Dixie Chicks still don't get it

Some bloke from the Daily Telegraph has a sit down with the Dixie Chicks, to see how their Bush-bashing, country-fan slamming remarks have affected their careers, three years on.

It seems, how shall I say this, that the Chicks are doing everything possible to further alienate the fans that made them one of the top acts on the country music scene. Check out the opening 'graph of the profile.

Will it be the salmon teriyaki with organic greens, or asparagus tempura and tuna sashimi? As the waiter hovers with pencil poised, the Dixie Chicks debate the menu with the practised air of professional restaurant critics. The Chicks have traditionally been branded a country band, but clearly it's some time since their diet consisted of ribs, tacos and pancakes.

'Cause country fans don't like nothin' that ain't battered an' deep fried. Corndogs an' Bud is whut a body needs. Yee-haw!

Sisters Emily Robison and Martie Maguire project a polished Fifth Avenue elegance, and vocalist Natalie Maines is a vision of sculpted cheekbones and smoky eye-shadow.

With their origins as bouffant-haired ingénues playing bluegrass music long forgotten, the Chicks are in Miami to attend a Sony BMG conference, where their new album, Taking the Long Way, is high on the corporate agenda. It's their first release since the group weathered the storm of outrage triggered by Maines's expression of shame that President Bush was from her home state of Texas. Although they've sold 30 million albums, the company was concerned about their commercial future.

When Maines made her comment on March 10 2003, 10 days before Operation Iraqi Freedom unleashed "shock and awe" over Baghdad, the Dixie Chicks were probably the biggest act in country music. Yet within days, their music vanished from the charts and the airwaves, apoplectic rednecks crushed piles of their CDs with tractors, and the FBI was feverishly monitoring death threats against the trio. It was the most heinous pop-star outrage since Ozzy Osbourne urinated on the Alamo.

Did that Brit really say that country fans were climbing on their tractors? To indulge in vein-bulging hate crimes against CDs? Now that's funny.

"The reaction was as if Natalie had said 'Death to the President' or something," says violinist and vocalist Maguire.

"It was the bullying and the scare factor," shudders banjo and guitar player Robison. "It was like the McCarthy days, and it was almost like the country was unrecognisable."

The level of debate can be gauged from the way Maines was compared to "Hanoi Jane" Fonda, who was photographed manning a North Vietnamese anti-aircraft gun at the height of the Vietnam war.

My God! People criticized the Dixie Chicks! Stopped buying their CDs! Exercised their First Amendment rights to express disagreement with their politics! It's exactly like the dark days of the McCarthy-era blacklist.

The Chicks can't hide their disgust at the lack of support they received from other country performers. "A lot of artists cashed in on being against what we said or what we stood for because that was promoting their career, which was a horrible thing to do," says Robison.

As opposed to kissing Brit ass while touring in the U.K., or sucking up to the rock and roll crowd -- not a flag-waving bunch -- to sell your music.

(Dataset items)
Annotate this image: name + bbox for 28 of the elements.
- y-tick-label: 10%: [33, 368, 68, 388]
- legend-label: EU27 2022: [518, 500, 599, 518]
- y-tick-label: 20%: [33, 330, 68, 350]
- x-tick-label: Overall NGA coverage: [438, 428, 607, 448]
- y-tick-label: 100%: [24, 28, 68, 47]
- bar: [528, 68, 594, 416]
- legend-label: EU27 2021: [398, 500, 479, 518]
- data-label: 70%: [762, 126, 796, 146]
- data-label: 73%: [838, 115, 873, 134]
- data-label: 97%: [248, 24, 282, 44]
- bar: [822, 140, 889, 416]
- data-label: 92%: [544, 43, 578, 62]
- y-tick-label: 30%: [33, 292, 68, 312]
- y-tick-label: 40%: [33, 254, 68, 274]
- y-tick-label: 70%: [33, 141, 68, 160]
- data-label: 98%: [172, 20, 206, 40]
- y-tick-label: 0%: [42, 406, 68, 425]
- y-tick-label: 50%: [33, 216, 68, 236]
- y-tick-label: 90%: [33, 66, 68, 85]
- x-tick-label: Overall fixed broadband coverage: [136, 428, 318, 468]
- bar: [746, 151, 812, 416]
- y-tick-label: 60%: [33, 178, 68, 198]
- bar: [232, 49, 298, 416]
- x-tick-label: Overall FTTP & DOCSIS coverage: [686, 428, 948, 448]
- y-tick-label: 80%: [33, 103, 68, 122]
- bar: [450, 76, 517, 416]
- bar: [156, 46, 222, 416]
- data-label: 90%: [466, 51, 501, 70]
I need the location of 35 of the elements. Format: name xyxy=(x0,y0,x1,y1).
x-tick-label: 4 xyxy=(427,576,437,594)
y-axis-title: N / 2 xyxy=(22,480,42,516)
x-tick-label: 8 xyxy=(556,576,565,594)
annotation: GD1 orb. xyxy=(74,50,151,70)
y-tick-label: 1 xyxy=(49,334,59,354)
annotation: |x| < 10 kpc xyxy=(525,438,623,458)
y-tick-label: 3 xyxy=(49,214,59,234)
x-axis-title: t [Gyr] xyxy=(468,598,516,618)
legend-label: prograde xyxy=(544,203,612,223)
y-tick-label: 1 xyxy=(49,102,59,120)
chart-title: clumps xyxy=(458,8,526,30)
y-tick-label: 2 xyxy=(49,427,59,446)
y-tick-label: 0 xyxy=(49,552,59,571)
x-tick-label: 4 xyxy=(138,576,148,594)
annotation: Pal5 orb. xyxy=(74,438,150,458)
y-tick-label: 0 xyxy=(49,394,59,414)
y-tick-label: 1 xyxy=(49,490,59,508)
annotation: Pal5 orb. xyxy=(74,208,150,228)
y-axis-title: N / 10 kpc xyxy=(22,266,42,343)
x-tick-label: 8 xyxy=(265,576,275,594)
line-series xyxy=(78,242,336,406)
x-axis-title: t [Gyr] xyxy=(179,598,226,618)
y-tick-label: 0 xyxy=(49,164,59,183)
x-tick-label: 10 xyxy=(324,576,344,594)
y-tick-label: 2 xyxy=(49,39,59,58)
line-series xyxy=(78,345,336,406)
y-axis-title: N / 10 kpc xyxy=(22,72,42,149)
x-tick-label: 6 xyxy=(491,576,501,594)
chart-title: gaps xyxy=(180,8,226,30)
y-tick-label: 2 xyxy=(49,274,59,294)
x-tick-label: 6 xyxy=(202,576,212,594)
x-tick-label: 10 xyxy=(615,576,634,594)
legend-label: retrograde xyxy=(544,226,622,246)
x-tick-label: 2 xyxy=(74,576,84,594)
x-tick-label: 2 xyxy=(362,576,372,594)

# SET TASKS
A: Can you repeat the part of the Dixie Chicks post that opens with the words containing "My God! People" and closes with "sell your music."?
B: Does the Dixie Chicks post support each statement below? Answer yes or no for each, and quote the words that decide it.
(i) Maines made her comment on March 10, 2003.
(ii) The group has sold 50 million albums.
(iii) Robison plays the violin.

# RESULTS BY TASK
A:
My God! People criticized the Dixie Chicks! Stopped buying their CDs! Exercised their First Amendment rights to express disagreement with their politics! It's exactly like the dark days of the McCarthy-era blacklist.

The Chicks can't hide their disgust at the lack of support they received from other country performers. "A lot of artists cashed in on being against what we said or what we stood for because that was promoting their career, which was a horrible thing to do," says Robison.

As opposed to kissing Brit ass while touring in the U.K., or sucking up to the rock and roll crowd -- not a flag-waving bunch -- to sell your music.

B:
(i) Yes: "When Maines made her comment on March 10 2003"
(ii) No: "Although they've sold 30 million albums"
(iii) No: "banjo and guitar player Robison"